WRITTEN TASK:
Find the string "SalesByStateAndProductLine" and gather every line that holds it.

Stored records
++++++++++++++++++++

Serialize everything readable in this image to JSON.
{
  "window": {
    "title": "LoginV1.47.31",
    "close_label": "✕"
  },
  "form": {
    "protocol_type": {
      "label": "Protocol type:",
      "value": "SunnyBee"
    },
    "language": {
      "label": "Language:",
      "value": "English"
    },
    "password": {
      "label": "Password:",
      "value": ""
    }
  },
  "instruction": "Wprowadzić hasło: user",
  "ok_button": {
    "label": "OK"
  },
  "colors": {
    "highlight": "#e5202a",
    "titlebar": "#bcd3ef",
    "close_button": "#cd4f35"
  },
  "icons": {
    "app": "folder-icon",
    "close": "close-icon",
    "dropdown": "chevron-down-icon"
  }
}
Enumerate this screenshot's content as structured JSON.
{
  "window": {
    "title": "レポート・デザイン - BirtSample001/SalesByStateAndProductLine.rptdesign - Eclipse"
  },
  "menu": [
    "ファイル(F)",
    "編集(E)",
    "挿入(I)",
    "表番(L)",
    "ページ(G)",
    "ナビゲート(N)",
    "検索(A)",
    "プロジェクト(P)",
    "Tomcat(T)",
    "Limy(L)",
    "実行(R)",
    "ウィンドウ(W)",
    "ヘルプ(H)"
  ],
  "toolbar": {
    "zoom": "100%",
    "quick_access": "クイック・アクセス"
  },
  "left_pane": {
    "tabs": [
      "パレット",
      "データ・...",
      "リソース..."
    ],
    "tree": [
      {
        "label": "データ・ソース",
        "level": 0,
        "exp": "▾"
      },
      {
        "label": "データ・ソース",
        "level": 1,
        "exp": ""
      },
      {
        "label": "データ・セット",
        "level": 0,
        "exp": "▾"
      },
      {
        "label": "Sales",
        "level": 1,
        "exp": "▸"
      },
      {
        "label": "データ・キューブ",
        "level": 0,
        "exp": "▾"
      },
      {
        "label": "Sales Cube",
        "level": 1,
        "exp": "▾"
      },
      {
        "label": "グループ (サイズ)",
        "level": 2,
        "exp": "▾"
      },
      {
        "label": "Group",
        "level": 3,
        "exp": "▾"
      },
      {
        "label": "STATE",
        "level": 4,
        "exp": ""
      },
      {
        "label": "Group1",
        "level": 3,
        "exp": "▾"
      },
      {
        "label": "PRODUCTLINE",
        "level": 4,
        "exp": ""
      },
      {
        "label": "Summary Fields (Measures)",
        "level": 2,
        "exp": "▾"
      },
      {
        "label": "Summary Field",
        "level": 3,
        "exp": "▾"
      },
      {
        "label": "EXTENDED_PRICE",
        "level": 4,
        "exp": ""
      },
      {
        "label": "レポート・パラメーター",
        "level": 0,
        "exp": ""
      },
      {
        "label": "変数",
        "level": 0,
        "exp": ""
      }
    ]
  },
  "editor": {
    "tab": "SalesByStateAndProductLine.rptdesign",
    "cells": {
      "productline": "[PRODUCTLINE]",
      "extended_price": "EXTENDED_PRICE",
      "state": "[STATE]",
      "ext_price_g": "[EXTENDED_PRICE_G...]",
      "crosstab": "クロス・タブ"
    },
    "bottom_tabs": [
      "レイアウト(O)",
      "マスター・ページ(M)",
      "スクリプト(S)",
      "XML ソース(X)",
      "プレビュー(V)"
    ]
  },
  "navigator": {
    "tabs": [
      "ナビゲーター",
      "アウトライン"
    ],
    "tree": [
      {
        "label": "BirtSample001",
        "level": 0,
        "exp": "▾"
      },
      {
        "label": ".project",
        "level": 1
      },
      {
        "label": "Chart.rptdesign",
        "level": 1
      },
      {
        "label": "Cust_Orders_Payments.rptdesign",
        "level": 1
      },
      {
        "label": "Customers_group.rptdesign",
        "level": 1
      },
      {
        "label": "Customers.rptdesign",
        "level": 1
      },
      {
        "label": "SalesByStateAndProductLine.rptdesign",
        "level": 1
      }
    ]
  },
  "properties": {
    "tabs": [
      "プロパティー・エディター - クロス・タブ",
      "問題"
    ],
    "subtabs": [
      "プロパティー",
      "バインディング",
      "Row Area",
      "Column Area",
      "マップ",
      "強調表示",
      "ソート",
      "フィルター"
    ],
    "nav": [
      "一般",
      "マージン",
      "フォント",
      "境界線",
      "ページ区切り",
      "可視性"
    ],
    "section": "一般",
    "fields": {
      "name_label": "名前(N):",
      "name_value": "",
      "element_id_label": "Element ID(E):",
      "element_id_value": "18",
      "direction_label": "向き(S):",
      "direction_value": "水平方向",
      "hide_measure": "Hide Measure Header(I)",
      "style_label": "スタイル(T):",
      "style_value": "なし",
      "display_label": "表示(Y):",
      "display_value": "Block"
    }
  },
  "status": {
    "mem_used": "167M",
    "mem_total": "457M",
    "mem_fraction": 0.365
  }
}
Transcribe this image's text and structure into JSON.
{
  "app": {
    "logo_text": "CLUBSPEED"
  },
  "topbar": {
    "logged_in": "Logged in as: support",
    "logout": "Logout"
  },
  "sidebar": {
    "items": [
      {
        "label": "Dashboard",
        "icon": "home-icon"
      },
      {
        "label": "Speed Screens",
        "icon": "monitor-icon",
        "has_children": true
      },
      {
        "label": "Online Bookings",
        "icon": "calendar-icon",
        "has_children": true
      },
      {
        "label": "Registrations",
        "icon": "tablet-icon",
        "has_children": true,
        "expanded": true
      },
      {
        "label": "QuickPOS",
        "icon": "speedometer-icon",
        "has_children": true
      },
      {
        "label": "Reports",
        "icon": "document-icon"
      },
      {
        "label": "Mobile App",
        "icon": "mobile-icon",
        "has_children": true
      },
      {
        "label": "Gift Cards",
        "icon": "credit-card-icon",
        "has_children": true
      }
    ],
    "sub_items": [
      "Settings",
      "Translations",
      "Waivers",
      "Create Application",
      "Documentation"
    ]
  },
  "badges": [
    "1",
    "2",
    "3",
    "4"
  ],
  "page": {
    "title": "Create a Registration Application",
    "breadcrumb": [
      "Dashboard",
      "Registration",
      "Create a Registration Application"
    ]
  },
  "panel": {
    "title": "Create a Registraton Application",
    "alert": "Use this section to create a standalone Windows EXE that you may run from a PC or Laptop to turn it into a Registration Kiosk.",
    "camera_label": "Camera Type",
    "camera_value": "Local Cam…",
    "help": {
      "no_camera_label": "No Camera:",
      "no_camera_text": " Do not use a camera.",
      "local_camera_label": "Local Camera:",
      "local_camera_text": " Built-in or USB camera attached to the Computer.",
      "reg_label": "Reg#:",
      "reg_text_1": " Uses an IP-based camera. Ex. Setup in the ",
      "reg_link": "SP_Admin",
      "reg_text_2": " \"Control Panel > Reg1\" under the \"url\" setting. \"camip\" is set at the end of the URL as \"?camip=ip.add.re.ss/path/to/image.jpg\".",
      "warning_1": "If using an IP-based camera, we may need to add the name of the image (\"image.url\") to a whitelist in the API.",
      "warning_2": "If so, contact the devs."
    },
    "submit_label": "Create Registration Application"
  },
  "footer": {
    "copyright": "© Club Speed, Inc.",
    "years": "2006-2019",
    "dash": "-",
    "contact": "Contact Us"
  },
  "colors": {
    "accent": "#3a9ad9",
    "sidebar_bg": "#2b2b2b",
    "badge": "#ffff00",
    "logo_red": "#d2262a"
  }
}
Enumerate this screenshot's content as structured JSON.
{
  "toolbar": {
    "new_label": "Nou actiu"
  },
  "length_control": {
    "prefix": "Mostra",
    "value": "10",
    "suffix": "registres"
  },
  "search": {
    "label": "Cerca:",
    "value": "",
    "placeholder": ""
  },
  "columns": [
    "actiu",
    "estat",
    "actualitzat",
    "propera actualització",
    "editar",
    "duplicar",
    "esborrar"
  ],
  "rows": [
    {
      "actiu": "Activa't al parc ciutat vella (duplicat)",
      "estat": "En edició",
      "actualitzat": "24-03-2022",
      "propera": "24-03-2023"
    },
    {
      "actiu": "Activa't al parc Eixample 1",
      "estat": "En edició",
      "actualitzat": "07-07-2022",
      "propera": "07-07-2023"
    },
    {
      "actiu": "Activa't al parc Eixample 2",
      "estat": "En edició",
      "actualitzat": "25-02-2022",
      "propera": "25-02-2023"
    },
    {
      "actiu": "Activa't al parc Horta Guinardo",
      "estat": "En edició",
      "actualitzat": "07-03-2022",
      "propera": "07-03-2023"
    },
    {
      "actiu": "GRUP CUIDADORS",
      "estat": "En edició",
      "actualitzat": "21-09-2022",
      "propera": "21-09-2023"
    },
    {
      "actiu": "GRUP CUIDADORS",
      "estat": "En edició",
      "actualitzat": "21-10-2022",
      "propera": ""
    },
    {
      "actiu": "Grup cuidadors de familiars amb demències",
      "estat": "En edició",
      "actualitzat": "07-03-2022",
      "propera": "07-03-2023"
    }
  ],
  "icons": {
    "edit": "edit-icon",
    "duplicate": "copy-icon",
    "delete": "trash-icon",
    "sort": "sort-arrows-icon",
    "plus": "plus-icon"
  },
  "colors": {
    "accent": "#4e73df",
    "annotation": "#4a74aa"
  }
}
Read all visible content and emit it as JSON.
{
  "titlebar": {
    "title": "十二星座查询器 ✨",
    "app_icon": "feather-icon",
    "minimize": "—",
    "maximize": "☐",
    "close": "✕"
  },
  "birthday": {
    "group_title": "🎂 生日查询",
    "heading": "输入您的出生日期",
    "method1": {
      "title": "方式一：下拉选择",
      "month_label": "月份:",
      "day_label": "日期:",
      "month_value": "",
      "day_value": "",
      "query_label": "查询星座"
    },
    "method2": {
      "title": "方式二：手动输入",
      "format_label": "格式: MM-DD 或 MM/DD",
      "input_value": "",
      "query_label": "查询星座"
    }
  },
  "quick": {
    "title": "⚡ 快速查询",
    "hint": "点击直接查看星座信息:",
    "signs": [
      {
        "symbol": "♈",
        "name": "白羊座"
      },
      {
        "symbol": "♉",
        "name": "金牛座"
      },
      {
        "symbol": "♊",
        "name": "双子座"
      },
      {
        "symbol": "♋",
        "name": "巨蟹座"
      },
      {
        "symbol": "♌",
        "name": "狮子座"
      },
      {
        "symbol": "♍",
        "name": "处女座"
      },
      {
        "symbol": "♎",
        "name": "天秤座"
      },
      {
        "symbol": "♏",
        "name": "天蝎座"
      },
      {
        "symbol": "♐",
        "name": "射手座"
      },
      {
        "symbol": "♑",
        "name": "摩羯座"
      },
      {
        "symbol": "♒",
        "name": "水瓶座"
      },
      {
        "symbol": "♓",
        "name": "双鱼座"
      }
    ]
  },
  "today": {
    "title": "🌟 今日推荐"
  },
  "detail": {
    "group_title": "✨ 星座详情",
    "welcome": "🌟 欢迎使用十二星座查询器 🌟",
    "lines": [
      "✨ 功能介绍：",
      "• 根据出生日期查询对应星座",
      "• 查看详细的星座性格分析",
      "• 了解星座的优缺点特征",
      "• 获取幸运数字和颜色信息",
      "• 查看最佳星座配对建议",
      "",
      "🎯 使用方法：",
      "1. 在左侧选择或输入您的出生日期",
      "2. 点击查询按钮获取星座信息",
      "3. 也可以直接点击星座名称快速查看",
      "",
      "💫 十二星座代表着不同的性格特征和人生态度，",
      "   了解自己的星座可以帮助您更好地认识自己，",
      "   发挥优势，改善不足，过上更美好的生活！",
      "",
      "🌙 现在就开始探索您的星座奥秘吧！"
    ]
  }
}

++++++++++++++++++++

PROBLEM SOLUTION:
    "title": "レポート・デザイン - BirtSample001/SalesByStateAndProductLine.rptdesign - Eclipse"
    "tab": "SalesByStateAndProductLine.rptdesign",
        "label": "SalesByStateAndProductLine.rptdesign",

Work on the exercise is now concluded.